Dataset items:
※
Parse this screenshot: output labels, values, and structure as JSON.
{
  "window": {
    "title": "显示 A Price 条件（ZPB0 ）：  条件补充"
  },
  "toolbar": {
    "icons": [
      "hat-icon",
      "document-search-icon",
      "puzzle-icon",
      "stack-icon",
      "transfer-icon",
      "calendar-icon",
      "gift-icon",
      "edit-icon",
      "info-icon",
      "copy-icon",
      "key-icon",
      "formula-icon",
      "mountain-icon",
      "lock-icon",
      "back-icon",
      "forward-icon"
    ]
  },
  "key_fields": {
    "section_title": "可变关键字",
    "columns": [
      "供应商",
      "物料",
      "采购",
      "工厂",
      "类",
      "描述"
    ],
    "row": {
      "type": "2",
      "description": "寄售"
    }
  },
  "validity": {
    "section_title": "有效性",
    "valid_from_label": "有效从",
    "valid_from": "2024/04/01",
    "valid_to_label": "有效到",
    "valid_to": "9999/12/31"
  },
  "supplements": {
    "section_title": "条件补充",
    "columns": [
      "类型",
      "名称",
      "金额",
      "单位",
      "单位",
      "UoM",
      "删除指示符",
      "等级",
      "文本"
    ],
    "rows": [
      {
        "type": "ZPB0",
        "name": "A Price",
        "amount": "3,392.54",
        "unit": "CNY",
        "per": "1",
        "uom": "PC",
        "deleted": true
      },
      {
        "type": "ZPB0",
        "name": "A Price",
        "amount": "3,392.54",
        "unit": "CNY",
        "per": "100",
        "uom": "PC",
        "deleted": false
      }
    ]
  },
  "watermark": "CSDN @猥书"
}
※
Written instruction:
Print the listing above in full, exactly as it is.

Task output:
Parse this screenshot: output labels, values, and structure as JSON.
{
  "window": {
    "title": "显示 A Price 条件（ZPB0 ）：  条件补充"
  },
  "toolbar": {
    "icons": [
      "hat-icon",
      "document-search-icon",
      "puzzle-icon",
      "stack-icon",
      "transfer-icon",
      "calendar-icon",
      "gift-icon",
      "edit-icon",
      "info-icon",
      "copy-icon",
      "key-icon",
      "formula-icon",
      "mountain-icon",
      "lock-icon",
      "back-icon",
      "forward-icon"
    ]
  },
  "key_fields": {
    "section_title": "可变关键字",
    "columns": [
      "供应商",
      "物料",
      "采购",
      "工厂",
      "类",
      "描述"
    ],
    "row": {
      "type": "2",
      "description": "寄售"
    }
  },
  "validity": {
    "section_title": "有效性",
    "valid_from_label": "有效从",
    "valid_from": "2024/04/01",
    "valid_to_label": "有效到",
    "valid_to": "9999/12/31"
  },
  "supplements": {
    "section_title": "条件补充",
    "columns": [
      "类型",
      "名称",
      "金额",
      "单位",
      "单位",
      "UoM",
      "删除指示符",
      "等级",
      "文本"
    ],
    "rows": [
      {
        "type": "ZPB0",
        "name": "A Price",
        "amount": "3,392.54",
        "unit": "CNY",
        "per": "1",
        "uom": "PC",
        "deleted": true
      },
      {
        "type": "ZPB0",
        "name": "A Price",
        "amount": "3,392.54",
        "unit": "CNY",
        "per": "100",
        "uom": "PC",
        "deleted": false
      }
    ]
  },
  "watermark": "CSDN @猥书"
}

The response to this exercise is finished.